**Requirement**
Pictures aside, repeat every entry exactly.

**Provided data**
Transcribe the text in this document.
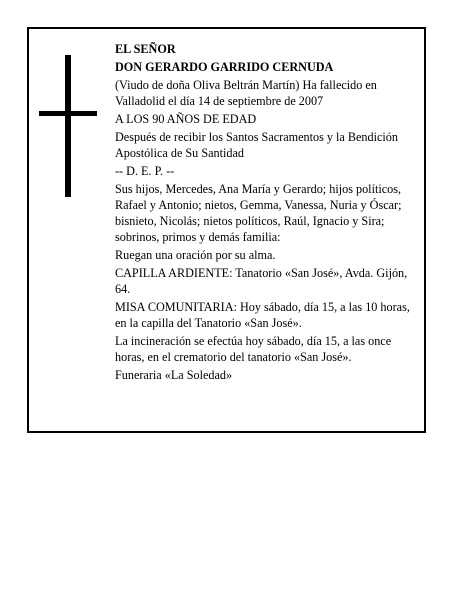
EL SEÑOR

DON GERARDO GARRIDO CERNUDA

(Viudo de doña Oliva Beltrán Martín) Ha fallecido en Valladolid el día 14 de septiembre de 2007

A LOS 90 AÑOS DE EDAD

Después de recibir los Santos Sacramentos y la Bendición Apostólica de Su Santidad

-- D. E. P. --

Sus hijos, Mercedes, Ana María y Gerardo; hijos políticos, Rafael y Antonio; nietos, Gemma, Vanessa, Nuria y Óscar; bisnieto, Nicolás; nietos políticos, Raúl, Ignacio y Sira; sobrinos, primos y demás familia:

Ruegan una oración por su alma.

CAPILLA ARDIENTE: Tanatorio «San José», Avda. Gijón, 64.

MISA COMUNITARIA: Hoy sábado, día 15, a las 10 horas, en la capilla del Tanatorio «San José».

La incineración se efectúa hoy sábado, día 15, a las once horas, en el crematorio del tanatorio «San José».

Funeraria «La Soledad»
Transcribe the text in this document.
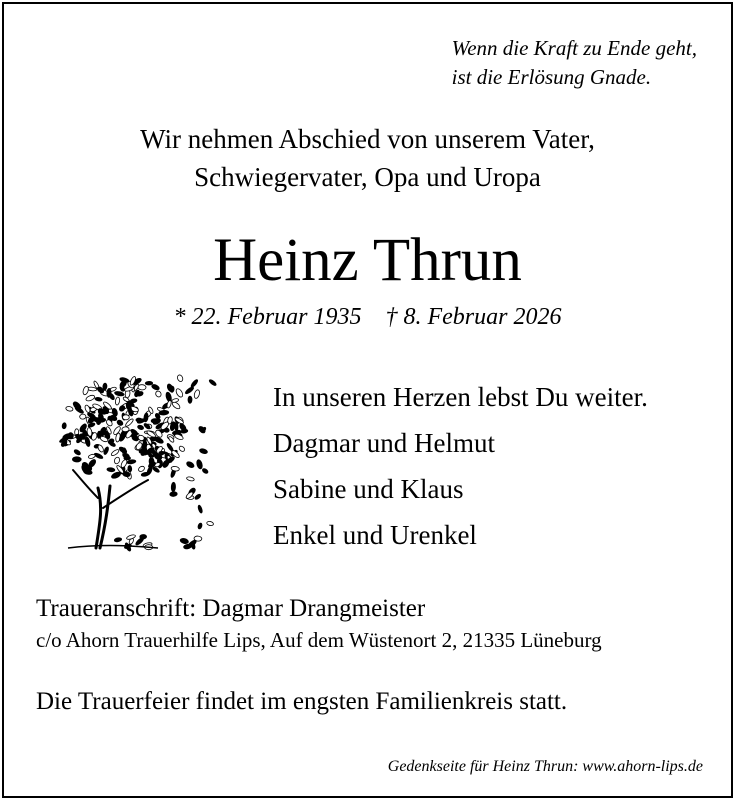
Wenn die Kraft zu Ende geht,
ist die Erlösung Gnade.
Wir nehmen Abschied von unserem Vater,
Schwiegervater, Opa und Uropa
Heinz Thrun
* 22. Februar 1935    † 8. Februar 2026
In unseren Herzen lebst Du weiter.
Dagmar und Helmut
Sabine und Klaus
Enkel und Urenkel
Traueranschrift: Dagmar Drangmeister
c/o Ahorn Trauerhilfe Lips, Auf dem Wüstenort 2, 21335 Lüneburg
Die Trauerfeier findet im engsten Familienkreis statt.
Gedenkseite für Heinz Thrun: www.ahorn-lips.de
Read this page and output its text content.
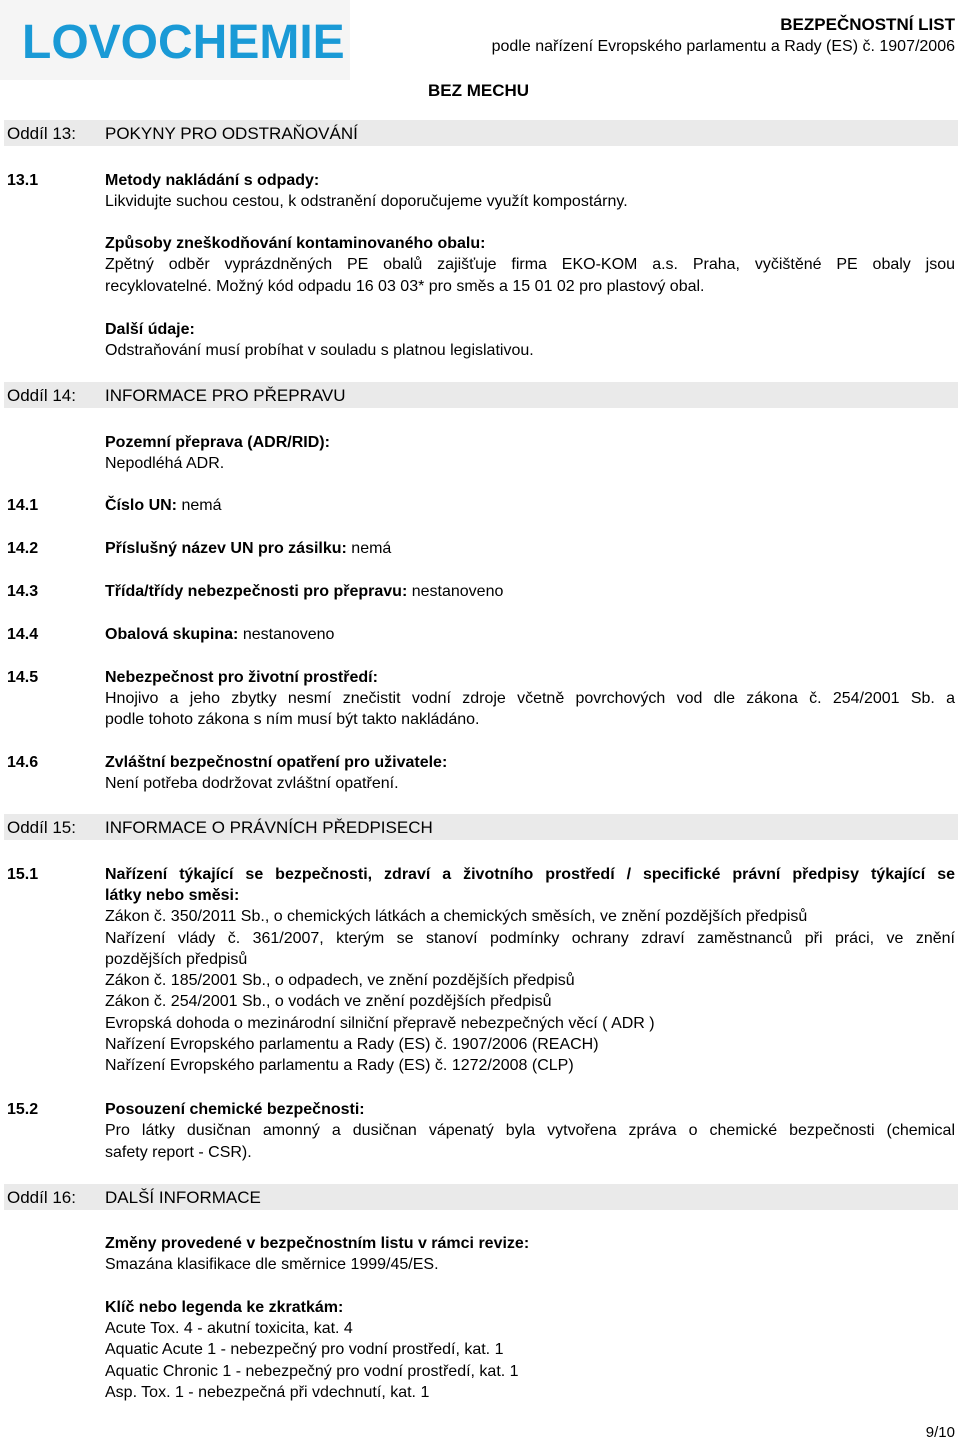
LOVOCHEMIE	BEZPEČNOSTNÍ LIST
podle nařízení Evropského parlamentu a Rady (ES) č. 1907/2006
BEZ MECHU
Oddíl 13: POKYNY PRO ODSTRAŇOVÁNÍ
13.1	Metody nakládání s odpady:
Likvidujte suchou cestou, k odstranění doporučujeme využít kompostárny.
Způsoby zneškodňování kontaminovaného obalu:
Zpětný odběr vyprázdněných PE obalů zajišťuje firma EKO-KOM a.s. Praha, vyčištěné PE obaly jsou
recyklovatelné. Možný kód odpadu 16 03 03* pro směs a 15 01 02 pro plastový obal.
Další údaje:
Odstraňování musí probíhat v souladu s platnou legislativou.
Oddíl 14: INFORMACE PRO PŘEPRAVU
Pozemní přeprava (ADR/RID):
Nepodléhá ADR.
14.1	Číslo UN: nemá
14.2	Příslušný název UN pro zásilku: nemá
14.3	Třída/třídy nebezpečnosti pro přepravu: nestanoveno
14.4	Obalová skupina: nestanoveno
14.5	Nebezpečnost pro životní prostředí:
Hnojivo a jeho zbytky nesmí znečistit vodní zdroje včetně povrchových vod dle zákona č. 254/2001 Sb. a
podle tohoto zákona s ním musí být takto nakládáno.
14.6	Zvláštní bezpečnostní opatření pro uživatele:
Není potřeba dodržovat zvláštní opatření.
Oddíl 15: INFORMACE O PRÁVNÍCH PŘEDPISECH
15.1	Nařízení týkající se bezpečnosti, zdraví a životního prostředí / specifické právní předpisy týkající se
látky nebo směsi:
Zákon č. 350/2011 Sb., o chemických látkách a chemických směsích, ve znění pozdějších předpisů
Nařízení vlády č. 361/2007, kterým se stanoví podmínky ochrany zdraví zaměstnanců při práci, ve znění
pozdějších předpisů
Zákon č. 185/2001 Sb., o odpadech, ve znění pozdějších předpisů
Zákon č. 254/2001 Sb., o vodách ve znění pozdějších předpisů
Evropská dohoda o mezinárodní silniční přepravě nebezpečných věcí ( ADR )
Nařízení Evropského parlamentu a Rady (ES) č. 1907/2006 (REACH)
Nařízení Evropského parlamentu a Rady (ES) č. 1272/2008 (CLP)
15.2	Posouzení chemické bezpečnosti:
Pro látky dusičnan amonný a dusičnan vápenatý byla vytvořena zpráva o chemické bezpečnosti (chemical
safety report - CSR).
Oddíl 16: DALŠÍ INFORMACE
Změny provedené v bezpečnostním listu v rámci revize:
Smazána klasifikace dle směrnice 1999/45/ES.
Klíč nebo legenda ke zkratkám:
Acute Tox. 4 - akutní toxicita, kat. 4
Aquatic Acute 1 - nebezpečný pro vodní prostředí, kat. 1
Aquatic Chronic 1 - nebezpečný pro vodní prostředí, kat. 1
Asp. Tox. 1 - nebezpečná při vdechnutí, kat. 1
9/10
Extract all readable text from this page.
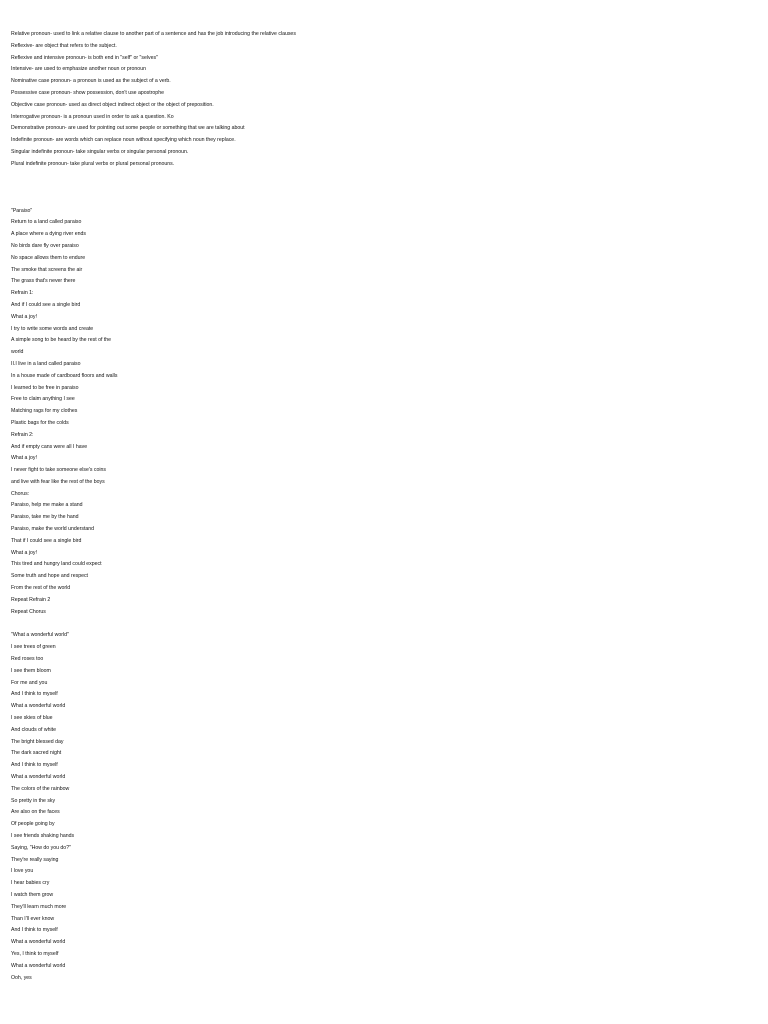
Relative pronoun- used to link a relative clause to another part of a sentence and has the job introducing the relative clauses
Reflexive- are object that refers to the subject.
Reflexive and intensive pronoun- is both end in "self" or "selves"
Intensive- are used to emphasize another noun or pronoun
Nominative case pronoun- a pronoun is used as the subject of a verb.
Possessive case pronoun- show possession, don't use apostrophe
Objective case pronoun- used as direct object indirect object or the object of preposition.
Interrogative pronoun- is a pronoun used in order to ask a question. Ko
Demonstrative pronoun- are used for pointing out some people or something that we are talking about
Indefinite pronoun- are words which can replace noun without specifying which noun they replace.
Singular indefinite pronoun- take singular verbs or singular personal pronoun.
Plural indefinite pronoun- take plural verbs or plural personal pronouns.
"Paraiso"
Return to a land called paraiso
A place where a dying river ends
No birds dare fly over paraiso
No space allows them to endure
The smoke that screens the air
The grass that's never there
Refrain 1:
And if I could see a single bird
What a joy!
I try to write some words and create
A simple song to be heard by the rest of the
world
II.I live in a land called paraiso
In a house made of cardboard floors and walls
I learned to be free in paraiso
Free to claim anything I see
Matching rags for my clothes
Plastic bags for the colds
Refrain 2:
And if empty cans were all I have
What a joy!
I never fight to take someone else's coins
and live with fear like the rest of the boys
Chorus:
Paraiso, help me make a stand
Paraiso, take me by the hand
Paraiso, make the world understand
That if I could see a single bird
What a joy!
This tired and hungry land could expect
Some truth and hope and respect
From the rest of the world
Repeat Refrain 2
Repeat Chorus
"What a wonderful world"
I see trees of green
Red roses too
I see them bloom
For me and you
And I think to myself
What a wonderful world
I see skies of blue
And clouds of white
The bright blessed day
The dark sacred night
And I think to myself
What a wonderful world
The colors of the rainbow
So pretty in the sky
Are also on the faces
Of people going by
I see friends shaking hands
Saying, "How do you do?"
They're really saying
I love you
I hear babies cry
I watch them grow
They'll learn much more
Than I'll ever know
And I think to myself
What a wonderful world
Yes, I think to myself
What a wonderful world
Ooh, yes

**Result for this task**
Transcribe the text in this document.
EL SEÑOR

DON GERARDO GARRIDO CERNUDA

(Viudo de doña Oliva Beltrán Martín) Ha fallecido en Valladolid el día 14 de septiembre de 2007

A LOS 90 AÑOS DE EDAD

Después de recibir los Santos Sacramentos y la Bendición Apostólica de Su Santidad

-- D. E. P. --

Sus hijos, Mercedes, Ana María y Gerardo; hijos políticos, Rafael y Antonio; nietos, Gemma, Vanessa, Nuria y Óscar; bisnieto, Nicolás; nietos políticos, Raúl, Ignacio y Sira; sobrinos, primos y demás familia:

Ruegan una oración por su alma.

CAPILLA ARDIENTE: Tanatorio «San José», Avda. Gijón, 64.

MISA COMUNITARIA: Hoy sábado, día 15, a las 10 horas, en la capilla del Tanatorio «San José».

La incineración se efectúa hoy sábado, día 15, a las once horas, en el crematorio del tanatorio «San José».

Funeraria «La Soledad»
Transcribe the text in this document.
Wenn die Kraft zu Ende geht,
ist die Erlösung Gnade.
Wir nehmen Abschied von unserem Vater,
Schwiegervater, Opa und Uropa
Heinz Thrun
* 22. Februar 1935    † 8. Februar 2026
In unseren Herzen lebst Du weiter.
Dagmar und Helmut
Sabine und Klaus
Enkel und Urenkel
Traueranschrift: Dagmar Drangmeister
c/o Ahorn Trauerhilfe Lips, Auf dem Wüstenort 2, 21335 Lüneburg
Die Trauerfeier findet im engsten Familienkreis statt.
Gedenkseite für Heinz Thrun: www.ahorn-lips.de
Read this page and output its text content.
LOVOCHEMIE	BEZPEČNOSTNÍ LIST
podle nařízení Evropského parlamentu a Rady (ES) č. 1907/2006
BEZ MECHU
Oddíl 13: POKYNY PRO ODSTRAŇOVÁNÍ
13.1	Metody nakládání s odpady:
Likvidujte suchou cestou, k odstranění doporučujeme využít kompostárny.
Způsoby zneškodňování kontaminovaného obalu:
Zpětný odběr vyprázdněných PE obalů zajišťuje firma EKO-KOM a.s. Praha, vyčištěné PE obaly jsou
recyklovatelné. Možný kód odpadu 16 03 03* pro směs a 15 01 02 pro plastový obal.
Další údaje:
Odstraňování musí probíhat v souladu s platnou legislativou.
Oddíl 14: INFORMACE PRO PŘEPRAVU
Pozemní přeprava (ADR/RID):
Nepodléhá ADR.
14.1	Číslo UN: nemá
14.2	Příslušný název UN pro zásilku: nemá
14.3	Třída/třídy nebezpečnosti pro přepravu: nestanoveno
14.4	Obalová skupina: nestanoveno
14.5	Nebezpečnost pro životní prostředí:
Hnojivo a jeho zbytky nesmí znečistit vodní zdroje včetně povrchových vod dle zákona č. 254/2001 Sb. a
podle tohoto zákona s ním musí být takto nakládáno.
14.6	Zvláštní bezpečnostní opatření pro uživatele:
Není potřeba dodržovat zvláštní opatření.
Oddíl 15: INFORMACE O PRÁVNÍCH PŘEDPISECH
15.1	Nařízení týkající se bezpečnosti, zdraví a životního prostředí / specifické právní předpisy týkající se
látky nebo směsi:
Zákon č. 350/2011 Sb., o chemických látkách a chemických směsích, ve znění pozdějších předpisů
Nařízení vlády č. 361/2007, kterým se stanoví podmínky ochrany zdraví zaměstnanců při práci, ve znění
pozdějších předpisů
Zákon č. 185/2001 Sb., o odpadech, ve znění pozdějších předpisů
Zákon č. 254/2001 Sb., o vodách ve znění pozdějších předpisů
Evropská dohoda o mezinárodní silniční přepravě nebezpečných věcí ( ADR )
Nařízení Evropského parlamentu a Rady (ES) č. 1907/2006 (REACH)
Nařízení Evropského parlamentu a Rady (ES) č. 1272/2008 (CLP)
15.2	Posouzení chemické bezpečnosti:
Pro látky dusičnan amonný a dusičnan vápenatý byla vytvořena zpráva o chemické bezpečnosti (chemical
safety report - CSR).
Oddíl 16: DALŠÍ INFORMACE
Změny provedené v bezpečnostním listu v rámci revize:
Smazána klasifikace dle směrnice 1999/45/ES.
Klíč nebo legenda ke zkratkám:
Acute Tox. 4 - akutní toxicita, kat. 4
Aquatic Acute 1 - nebezpečný pro vodní prostředí, kat. 1
Aquatic Chronic 1 - nebezpečný pro vodní prostředí, kat. 1
Asp. Tox. 1 - nebezpečná při vdechnutí, kat. 1
9/10
Extract all readable text from this page.
Relative pronoun- used to link a relative clause to another part of a sentence and has the job introducing the relative clauses
Reflexive- are object that refers to the subject.
Reflexive and intensive pronoun- is both end in "self" or "selves"
Intensive- are used to emphasize another noun or pronoun
Nominative case pronoun- a pronoun is used as the subject of a verb.
Possessive case pronoun- show possession, don't use apostrophe
Objective case pronoun- used as direct object indirect object or the object of preposition.
Interrogative pronoun- is a pronoun used in order to ask a question. Ko
Demonstrative pronoun- are used for pointing out some people or something that we are talking about
Indefinite pronoun- are words which can replace noun without specifying which noun they replace.
Singular indefinite pronoun- take singular verbs or singular personal pronoun.
Plural indefinite pronoun- take plural verbs or plural personal pronouns.
"Paraiso"
Return to a land called paraiso
A place where a dying river ends
No birds dare fly over paraiso
No space allows them to endure
The smoke that screens the air
The grass that's never there
Refrain 1:
And if I could see a single bird
What a joy!
I try to write some words and create
A simple song to be heard by the rest of the
world
II.I live in a land called paraiso
In a house made of cardboard floors and walls
I learned to be free in paraiso
Free to claim anything I see
Matching rags for my clothes
Plastic bags for the colds
Refrain 2:
And if empty cans were all I have
What a joy!
I never fight to take someone else's coins
and live with fear like the rest of the boys
Chorus:
Paraiso, help me make a stand
Paraiso, take me by the hand
Paraiso, make the world understand
That if I could see a single bird
What a joy!
This tired and hungry land could expect
Some truth and hope and respect
From the rest of the world
Repeat Refrain 2
Repeat Chorus
"What a wonderful world"
I see trees of green
Red roses too
I see them bloom
For me and you
And I think to myself
What a wonderful world
I see skies of blue
And clouds of white
The bright blessed day
The dark sacred night
And I think to myself
What a wonderful world
The colors of the rainbow
So pretty in the sky
Are also on the faces
Of people going by
I see friends shaking hands
Saying, "How do you do?"
They're really saying
I love you
I hear babies cry
I watch them grow
They'll learn much more
Than I'll ever know
And I think to myself
What a wonderful world
Yes, I think to myself
What a wonderful world
Ooh, yes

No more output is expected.